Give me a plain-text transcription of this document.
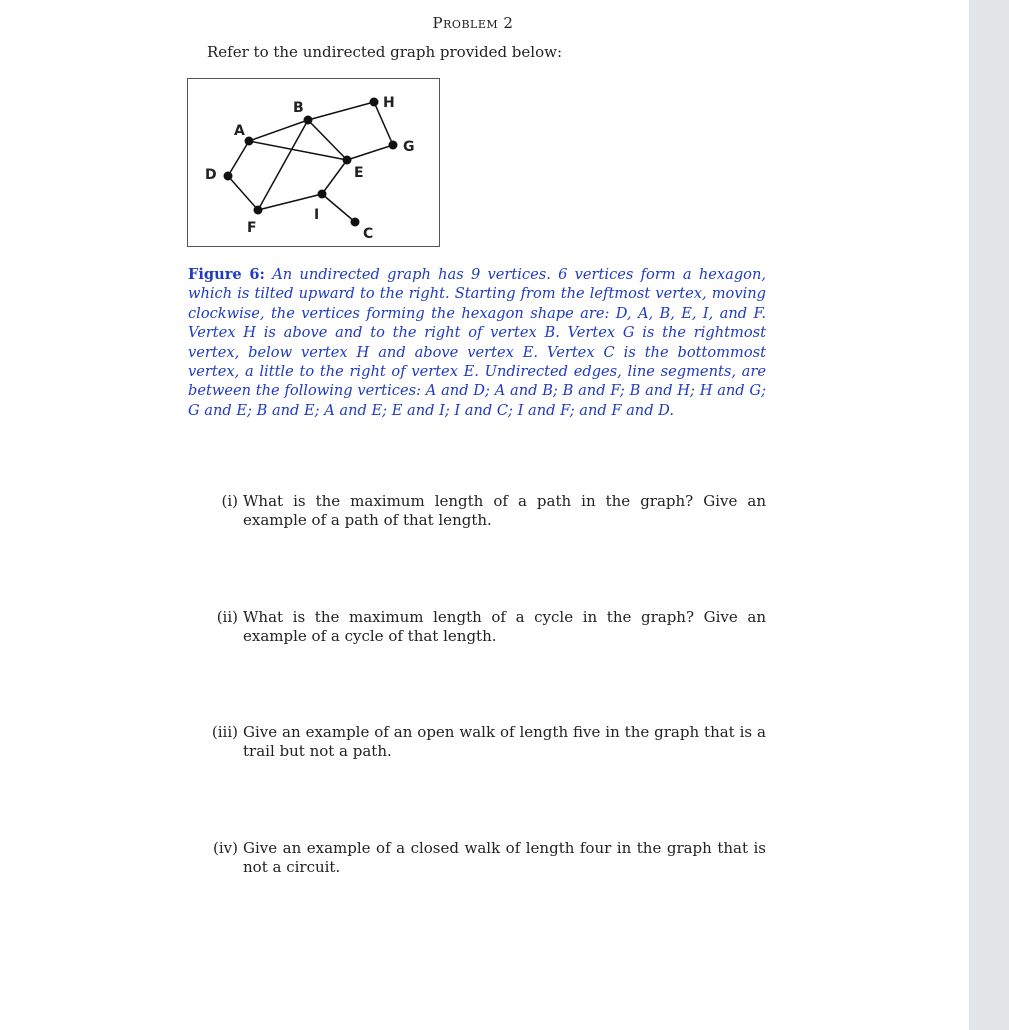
Problem 2
Refer to the undirected graph provided below:
A
B
C
D	E
F
G
H
I
Figure 6: An undirected graph has 9 vertices. 6 vertices form a hexagon, which is tilted upward to the right. Starting from the leftmost vertex, moving clockwise, the vertices forming the hexagon shape are: D, A, B, E, I, and F. Vertex H is above and to the right of vertex B. Vertex G is the rightmost vertex, below vertex H and above vertex E. Vertex C is the bottommost vertex, a little to the right of vertex E. Undirected edges, line segments, are between the following vertices: A and D; A and B; B and F; B and H; H and G; G and E; B and E; A and E; E and I; I and C; I and F; and F and D.
(i) What is the maximum length of a path in the graph? Give an example of a path of that length.
(ii) What is the maximum length of a cycle in the graph? Give an example of a cycle of that length.
(iii) Give an example of an open walk of length five in the graph that is a trail but not a path.
(iv) Give an example of a closed walk of length four in the graph that is not a circuit.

********************

Written request
Quote the full listing above word for word; exclude every picture from the copy.

Exercise result
Give me a plain-text transcription of this document.
Problem 2
Refer to the undirected graph provided below:
A
B
C
D	E
F
G
H
I
Figure 6: An undirected graph has 9 vertices. 6 vertices form a hexagon, which is tilted upward to the right. Starting from the leftmost vertex, moving clockwise, the vertices forming the hexagon shape are: D, A, B, E, I, and F. Vertex H is above and to the right of vertex B. Vertex G is the rightmost vertex, below vertex H and above vertex E. Vertex C is the bottommost vertex, a little to the right of vertex E. Undirected edges, line segments, are between the following vertices: A and D; A and B; B and F; B and H; H and G; G and E; B and E; A and E; E and I; I and C; I and F; and F and D.
(i) What is the maximum length of a path in the graph? Give an example of a path of that length.
(ii) What is the maximum length of a cycle in the graph? Give an example of a cycle of that length.
(iii) Give an example of an open walk of length five in the graph that is a trail but not a path.
(iv) Give an example of a closed walk of length four in the graph that is not a circuit.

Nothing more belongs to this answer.